■ **READING TEXT**:
Cumulative Effect Assessment of Common Genetic Variants on Prostate Cancer: Preliminary Studies

Anca Gabriela Pavel; Danae Stambouli; Gabriela Anton; Ismail Gener; Adrian Preda; Catalin Baston; Constantin Gingu

doi:10.3390/biomedicines10112733

Abstract

Single nucleotide polymorphisms (SNPs) are the most common type of genetic variation among people. Genome Wide Association studies (GWASs) have generated multiple genetic variants associated with prostate cancer (PC) risk. Taking into account previously identified genetic susceptibility variants, the purpose of our study was to determine the cumulative association between four common SNPs and the overall PC risk. A total of 78 specimens from both PC and benign prostate hyperplasia (BPH) patients were included in the study. Genotyping of all selected SNPs was performed using the TaqMan assay. The association between each SNP and the PC risk was assessed individually and collectively. Analysis of the association between individual SNPs and PC risk revealed that only the rs4054823 polymorphism was significantly associated with PC, and not with BPH (p < 0.001). Statistical analysis also showed that the heterozygous genotype of the rs2735839 polymorphism is more common within the BPH group than in the PC group (p = 0.042). The cumulative effect of high-risk alleles on PC was analyzed using a logistic regression model. As a result, the carriers of at least one risk allele copy in each particular region had a cumulative odd ratio (OR) of 1.42 times, compared to subjects who did not have any of these factors. In addition, the combination of these four genetic variants increased the overall risk of PC by 52%. Our study provides further evidence of the cumulative effects of genetic risk factors on overall PC risk. These results should encourage future research to explain the interactions between known susceptibility variants and their contribution to the development and progression of PC disease.

Keywords:

polymorphism; prostate cancer; cumulative effect; genetic risk; genotyping

1. Introduction

Prostate cancer (PC) is the second-most frequent cancer in men, with an incidence of 29.3/100,000 and a mortality rate of 7.6/100,000 worldwide [1]. Moreover, in Eastern Europe, even though the incidence rates of PC have continued to increase in recent years, the mortality rate has stabilized in many countries; these outcomes may reflect the new advancements in cancer treatment [2].

The most common method used to detect prostate conditions, including PC, benign prostatic hyperplasia (BPH), and prostatitis (inflammation of the prostate) is by measuring the serum levels of prostate-specific antigen (PSA) [3].

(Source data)
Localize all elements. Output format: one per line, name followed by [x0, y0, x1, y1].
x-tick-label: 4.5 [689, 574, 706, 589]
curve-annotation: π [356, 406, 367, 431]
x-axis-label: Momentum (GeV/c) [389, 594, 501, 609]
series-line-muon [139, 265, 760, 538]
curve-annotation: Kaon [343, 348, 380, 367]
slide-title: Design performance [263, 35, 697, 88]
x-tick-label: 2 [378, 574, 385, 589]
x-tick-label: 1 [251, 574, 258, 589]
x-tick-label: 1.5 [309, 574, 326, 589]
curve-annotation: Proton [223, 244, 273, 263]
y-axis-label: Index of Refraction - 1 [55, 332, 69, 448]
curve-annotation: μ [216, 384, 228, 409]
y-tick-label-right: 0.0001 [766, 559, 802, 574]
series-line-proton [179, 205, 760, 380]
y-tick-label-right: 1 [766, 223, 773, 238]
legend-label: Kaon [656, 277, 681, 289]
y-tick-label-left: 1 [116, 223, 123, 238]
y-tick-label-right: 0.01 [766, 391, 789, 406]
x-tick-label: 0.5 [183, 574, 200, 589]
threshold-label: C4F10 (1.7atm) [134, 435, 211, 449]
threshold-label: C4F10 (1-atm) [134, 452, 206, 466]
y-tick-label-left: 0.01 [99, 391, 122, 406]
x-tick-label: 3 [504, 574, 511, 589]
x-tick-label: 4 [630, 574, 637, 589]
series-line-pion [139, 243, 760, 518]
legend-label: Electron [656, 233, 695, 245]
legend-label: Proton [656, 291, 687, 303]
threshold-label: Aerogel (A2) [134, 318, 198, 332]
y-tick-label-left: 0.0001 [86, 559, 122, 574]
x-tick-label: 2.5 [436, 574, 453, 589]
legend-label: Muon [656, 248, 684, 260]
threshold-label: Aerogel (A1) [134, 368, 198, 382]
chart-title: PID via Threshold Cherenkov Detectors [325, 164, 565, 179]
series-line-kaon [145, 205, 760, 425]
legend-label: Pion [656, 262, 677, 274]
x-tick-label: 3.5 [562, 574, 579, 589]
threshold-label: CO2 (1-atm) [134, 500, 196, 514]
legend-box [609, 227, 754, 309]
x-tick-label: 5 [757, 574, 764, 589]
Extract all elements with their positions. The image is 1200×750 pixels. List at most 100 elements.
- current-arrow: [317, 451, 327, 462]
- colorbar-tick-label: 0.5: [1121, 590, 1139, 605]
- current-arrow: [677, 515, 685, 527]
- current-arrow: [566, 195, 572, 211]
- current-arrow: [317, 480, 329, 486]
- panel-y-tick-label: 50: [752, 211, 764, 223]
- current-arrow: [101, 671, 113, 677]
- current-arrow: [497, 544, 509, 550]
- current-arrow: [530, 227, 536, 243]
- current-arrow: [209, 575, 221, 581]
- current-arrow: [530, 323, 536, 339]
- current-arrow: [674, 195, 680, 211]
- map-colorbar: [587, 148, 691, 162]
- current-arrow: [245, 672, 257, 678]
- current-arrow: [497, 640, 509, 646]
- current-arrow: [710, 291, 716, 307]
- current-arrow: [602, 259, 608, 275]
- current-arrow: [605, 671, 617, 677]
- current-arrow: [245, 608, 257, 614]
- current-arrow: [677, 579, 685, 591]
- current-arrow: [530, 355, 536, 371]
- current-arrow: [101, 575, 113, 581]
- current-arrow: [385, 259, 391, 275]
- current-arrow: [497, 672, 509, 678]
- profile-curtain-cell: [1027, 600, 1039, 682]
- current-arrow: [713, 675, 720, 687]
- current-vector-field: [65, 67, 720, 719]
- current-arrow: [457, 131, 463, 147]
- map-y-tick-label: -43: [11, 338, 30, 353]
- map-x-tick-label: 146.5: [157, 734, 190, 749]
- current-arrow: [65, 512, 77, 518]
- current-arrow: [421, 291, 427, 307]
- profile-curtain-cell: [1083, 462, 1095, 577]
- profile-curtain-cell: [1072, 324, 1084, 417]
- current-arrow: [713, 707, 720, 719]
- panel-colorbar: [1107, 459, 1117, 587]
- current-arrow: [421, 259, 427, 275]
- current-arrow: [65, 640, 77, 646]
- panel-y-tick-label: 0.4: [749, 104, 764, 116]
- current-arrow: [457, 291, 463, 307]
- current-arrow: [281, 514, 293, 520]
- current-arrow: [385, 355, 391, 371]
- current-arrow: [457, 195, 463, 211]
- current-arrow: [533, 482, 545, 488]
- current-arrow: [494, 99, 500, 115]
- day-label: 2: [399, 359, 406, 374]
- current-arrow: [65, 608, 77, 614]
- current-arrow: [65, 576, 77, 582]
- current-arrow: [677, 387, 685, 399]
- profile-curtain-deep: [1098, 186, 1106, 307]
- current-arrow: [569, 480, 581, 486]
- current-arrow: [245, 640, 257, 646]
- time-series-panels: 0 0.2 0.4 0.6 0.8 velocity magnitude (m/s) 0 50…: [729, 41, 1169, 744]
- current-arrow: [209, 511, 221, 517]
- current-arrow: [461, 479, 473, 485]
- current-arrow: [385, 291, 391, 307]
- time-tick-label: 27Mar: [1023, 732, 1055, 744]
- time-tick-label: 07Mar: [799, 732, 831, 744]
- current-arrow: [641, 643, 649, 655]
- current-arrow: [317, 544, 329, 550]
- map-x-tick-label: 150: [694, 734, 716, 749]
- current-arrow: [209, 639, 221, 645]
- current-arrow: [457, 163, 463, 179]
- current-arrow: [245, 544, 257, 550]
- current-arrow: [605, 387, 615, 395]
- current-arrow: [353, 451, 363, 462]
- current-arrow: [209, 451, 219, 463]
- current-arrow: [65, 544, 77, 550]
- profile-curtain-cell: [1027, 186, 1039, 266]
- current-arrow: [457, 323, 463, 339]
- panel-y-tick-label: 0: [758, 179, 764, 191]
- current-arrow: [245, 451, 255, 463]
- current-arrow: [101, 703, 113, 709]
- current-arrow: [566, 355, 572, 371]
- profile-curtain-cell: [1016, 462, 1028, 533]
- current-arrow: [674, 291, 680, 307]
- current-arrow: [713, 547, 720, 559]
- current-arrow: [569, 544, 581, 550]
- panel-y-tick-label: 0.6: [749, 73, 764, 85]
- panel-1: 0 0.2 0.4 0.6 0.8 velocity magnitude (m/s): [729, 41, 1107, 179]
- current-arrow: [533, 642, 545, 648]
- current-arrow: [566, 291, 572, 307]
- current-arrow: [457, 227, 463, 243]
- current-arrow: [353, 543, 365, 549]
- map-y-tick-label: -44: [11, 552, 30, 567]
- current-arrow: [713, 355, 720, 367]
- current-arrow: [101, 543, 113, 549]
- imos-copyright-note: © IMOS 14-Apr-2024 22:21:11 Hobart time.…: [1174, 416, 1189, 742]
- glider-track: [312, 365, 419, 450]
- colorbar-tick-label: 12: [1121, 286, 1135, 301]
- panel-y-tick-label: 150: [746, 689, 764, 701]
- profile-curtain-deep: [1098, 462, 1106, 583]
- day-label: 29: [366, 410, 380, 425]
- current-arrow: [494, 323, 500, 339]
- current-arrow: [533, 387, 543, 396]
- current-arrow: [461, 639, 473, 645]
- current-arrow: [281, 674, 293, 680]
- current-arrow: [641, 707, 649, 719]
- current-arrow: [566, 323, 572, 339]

■ **WORK ORDER 1**:
Answer these questions from the article:
(a) How many specimens were included in the study?
(b) Which assay was used to genotype the selected SNPs?
(c) What worldwide incidence of prostate cancer does the introduction give?
■ **WORK ORDER 2**:
List every keyword given for the article.
None of the source data is needed for this work.

■ **TASK RESPONSE 1**:
(a) 78 specimens, from both PC and BPH patients.
(b) The TaqMan assay.
(c) 29.3/100,000.

■ **TASK RESPONSE 2**:
polymorphism; prostate cancer; cumulative effect; genetic risk; genotyping